(Dataset items)
········
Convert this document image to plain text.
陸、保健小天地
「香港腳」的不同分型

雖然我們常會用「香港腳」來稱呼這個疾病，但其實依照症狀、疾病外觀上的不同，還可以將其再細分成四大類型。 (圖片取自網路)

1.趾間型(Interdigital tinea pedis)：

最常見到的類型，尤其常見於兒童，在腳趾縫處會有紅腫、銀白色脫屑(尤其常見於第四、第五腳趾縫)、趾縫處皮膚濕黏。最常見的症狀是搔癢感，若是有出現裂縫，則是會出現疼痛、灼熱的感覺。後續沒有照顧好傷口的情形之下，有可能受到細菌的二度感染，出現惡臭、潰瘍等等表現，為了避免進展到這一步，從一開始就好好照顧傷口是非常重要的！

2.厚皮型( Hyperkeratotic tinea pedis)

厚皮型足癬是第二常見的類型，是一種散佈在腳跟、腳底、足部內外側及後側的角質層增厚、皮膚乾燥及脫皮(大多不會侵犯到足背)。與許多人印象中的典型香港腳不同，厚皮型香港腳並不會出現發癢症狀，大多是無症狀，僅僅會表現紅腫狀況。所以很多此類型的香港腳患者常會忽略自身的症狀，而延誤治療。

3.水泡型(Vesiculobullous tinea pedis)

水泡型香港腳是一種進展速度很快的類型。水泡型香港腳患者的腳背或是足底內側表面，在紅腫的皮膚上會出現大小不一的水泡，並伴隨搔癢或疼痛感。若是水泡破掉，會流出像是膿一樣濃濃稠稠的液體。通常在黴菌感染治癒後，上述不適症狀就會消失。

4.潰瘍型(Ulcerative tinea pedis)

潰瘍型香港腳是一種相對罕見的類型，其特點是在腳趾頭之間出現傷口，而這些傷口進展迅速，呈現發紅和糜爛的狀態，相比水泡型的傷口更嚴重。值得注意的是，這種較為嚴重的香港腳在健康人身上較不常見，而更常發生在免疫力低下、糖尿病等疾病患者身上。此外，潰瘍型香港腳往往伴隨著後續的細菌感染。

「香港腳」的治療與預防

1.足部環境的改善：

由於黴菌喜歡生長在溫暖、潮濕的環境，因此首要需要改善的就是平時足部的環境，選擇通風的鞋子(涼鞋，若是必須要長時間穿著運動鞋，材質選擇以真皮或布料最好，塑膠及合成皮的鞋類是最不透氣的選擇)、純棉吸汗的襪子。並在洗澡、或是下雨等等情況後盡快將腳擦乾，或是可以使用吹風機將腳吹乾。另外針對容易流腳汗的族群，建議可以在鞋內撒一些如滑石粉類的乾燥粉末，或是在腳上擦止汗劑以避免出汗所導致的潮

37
········
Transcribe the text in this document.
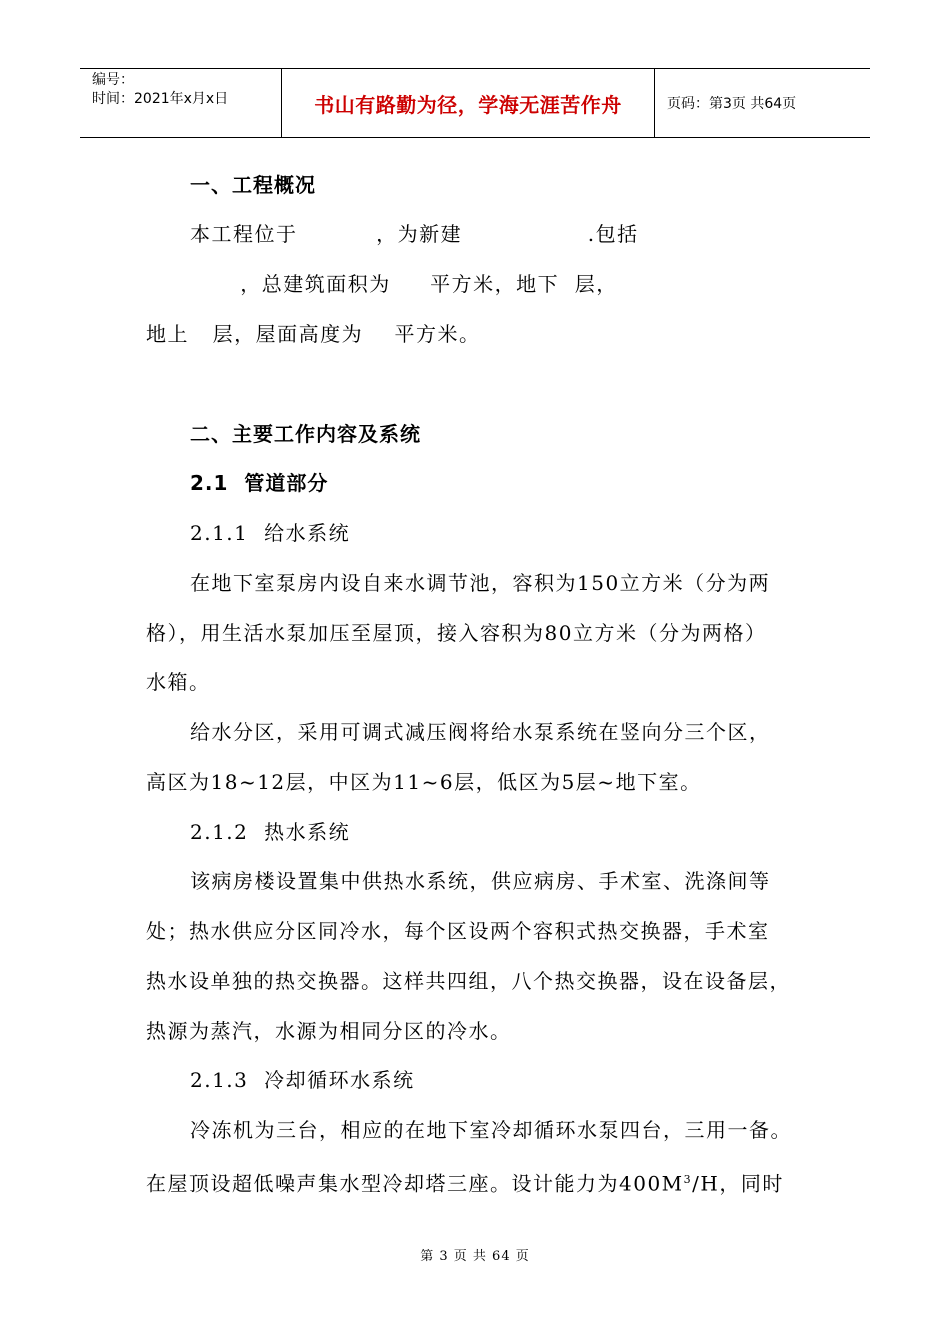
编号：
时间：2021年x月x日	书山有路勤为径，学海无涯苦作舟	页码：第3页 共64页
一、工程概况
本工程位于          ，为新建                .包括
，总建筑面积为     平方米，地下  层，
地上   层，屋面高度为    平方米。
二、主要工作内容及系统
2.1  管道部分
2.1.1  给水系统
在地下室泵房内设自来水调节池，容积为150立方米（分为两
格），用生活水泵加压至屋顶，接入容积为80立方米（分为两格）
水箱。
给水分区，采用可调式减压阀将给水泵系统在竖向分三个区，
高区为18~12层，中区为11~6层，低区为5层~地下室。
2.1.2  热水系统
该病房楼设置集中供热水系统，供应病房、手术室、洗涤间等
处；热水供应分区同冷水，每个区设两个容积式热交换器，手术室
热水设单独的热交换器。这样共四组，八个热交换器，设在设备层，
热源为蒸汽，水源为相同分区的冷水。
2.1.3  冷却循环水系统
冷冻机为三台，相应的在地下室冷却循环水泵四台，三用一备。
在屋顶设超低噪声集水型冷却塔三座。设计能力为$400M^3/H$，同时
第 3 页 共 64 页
········
Of all the lines in the listing above, how many contain the word "this"? Answer with the number alone.

Task response = 2